=== Written instruction ===
Below is a set of records. Repeat all of them exactly.

****

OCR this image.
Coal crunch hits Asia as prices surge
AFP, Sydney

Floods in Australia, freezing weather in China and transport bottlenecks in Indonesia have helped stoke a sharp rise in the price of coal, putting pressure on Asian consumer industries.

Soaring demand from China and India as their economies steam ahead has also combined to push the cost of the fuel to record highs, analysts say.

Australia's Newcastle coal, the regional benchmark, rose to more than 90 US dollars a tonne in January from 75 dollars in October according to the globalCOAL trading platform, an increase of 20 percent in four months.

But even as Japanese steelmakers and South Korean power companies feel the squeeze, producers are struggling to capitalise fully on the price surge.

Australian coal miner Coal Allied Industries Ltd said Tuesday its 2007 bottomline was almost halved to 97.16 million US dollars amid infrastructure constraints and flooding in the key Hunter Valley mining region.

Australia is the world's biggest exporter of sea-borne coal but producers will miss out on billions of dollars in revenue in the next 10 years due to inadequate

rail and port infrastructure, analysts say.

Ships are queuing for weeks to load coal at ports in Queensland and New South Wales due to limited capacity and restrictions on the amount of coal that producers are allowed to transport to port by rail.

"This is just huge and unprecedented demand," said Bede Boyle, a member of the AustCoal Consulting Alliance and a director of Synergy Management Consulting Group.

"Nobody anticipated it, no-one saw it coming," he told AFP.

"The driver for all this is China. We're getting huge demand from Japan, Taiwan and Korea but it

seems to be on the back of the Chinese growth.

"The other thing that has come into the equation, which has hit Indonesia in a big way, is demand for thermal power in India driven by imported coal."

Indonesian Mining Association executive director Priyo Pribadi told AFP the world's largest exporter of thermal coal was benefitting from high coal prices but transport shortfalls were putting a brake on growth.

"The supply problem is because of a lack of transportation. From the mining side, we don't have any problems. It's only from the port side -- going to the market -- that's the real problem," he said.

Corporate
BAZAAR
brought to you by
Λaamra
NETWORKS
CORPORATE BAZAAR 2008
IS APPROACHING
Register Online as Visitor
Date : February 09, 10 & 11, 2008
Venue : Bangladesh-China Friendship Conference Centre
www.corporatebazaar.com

****

=== Result for this exercise ===
OCR this image.
Coal crunch hits Asia as prices surge
AFP, Sydney

Floods in Australia, freezing weather in China and transport bottlenecks in Indonesia have helped stoke a sharp rise in the price of coal, putting pressure on Asian consumer industries.

Soaring demand from China and India as their economies steam ahead has also combined to push the cost of the fuel to record highs, analysts say.

Australia's Newcastle coal, the regional benchmark, rose to more than 90 US dollars a tonne in January from 75 dollars in October according to the globalCOAL trading platform, an increase of 20 percent in four months.

But even as Japanese steelmakers and South Korean power companies feel the squeeze, producers are struggling to capitalise fully on the price surge.

Australian coal miner Coal Allied Industries Ltd said Tuesday its 2007 bottomline was almost halved to 97.16 million US dollars amid infrastructure constraints and flooding in the key Hunter Valley mining region.

Australia is the world's biggest exporter of sea-borne coal but producers will miss out on billions of dollars in revenue in the next 10 years due to inadequate

rail and port infrastructure, analysts say.

Ships are queuing for weeks to load coal at ports in Queensland and New South Wales due to limited capacity and restrictions on the amount of coal that producers are allowed to transport to port by rail.

"This is just huge and unprecedented demand," said Bede Boyle, a member of the AustCoal Consulting Alliance and a director of Synergy Management Consulting Group.

"Nobody anticipated it, no-one saw it coming," he told AFP.

"The driver for all this is China. We're getting huge demand from Japan, Taiwan and Korea but it

seems to be on the back of the Chinese growth.

"The other thing that has come into the equation, which has hit Indonesia in a big way, is demand for thermal power in India driven by imported coal."

Indonesian Mining Association executive director Priyo Pribadi told AFP the world's largest exporter of thermal coal was benefitting from high coal prices but transport shortfalls were putting a brake on growth.

"The supply problem is because of a lack of transportation. From the mining side, we don't have any problems. It's only from the port side -- going to the market -- that's the real problem," he said.

Corporate
BAZAAR
brought to you by
Λaamra
NETWORKS
CORPORATE BAZAAR 2008
IS APPROACHING
Register Online as Visitor
Date : February 09, 10 & 11, 2008
Venue : Bangladesh-China Friendship Conference Centre
www.corporatebazaar.com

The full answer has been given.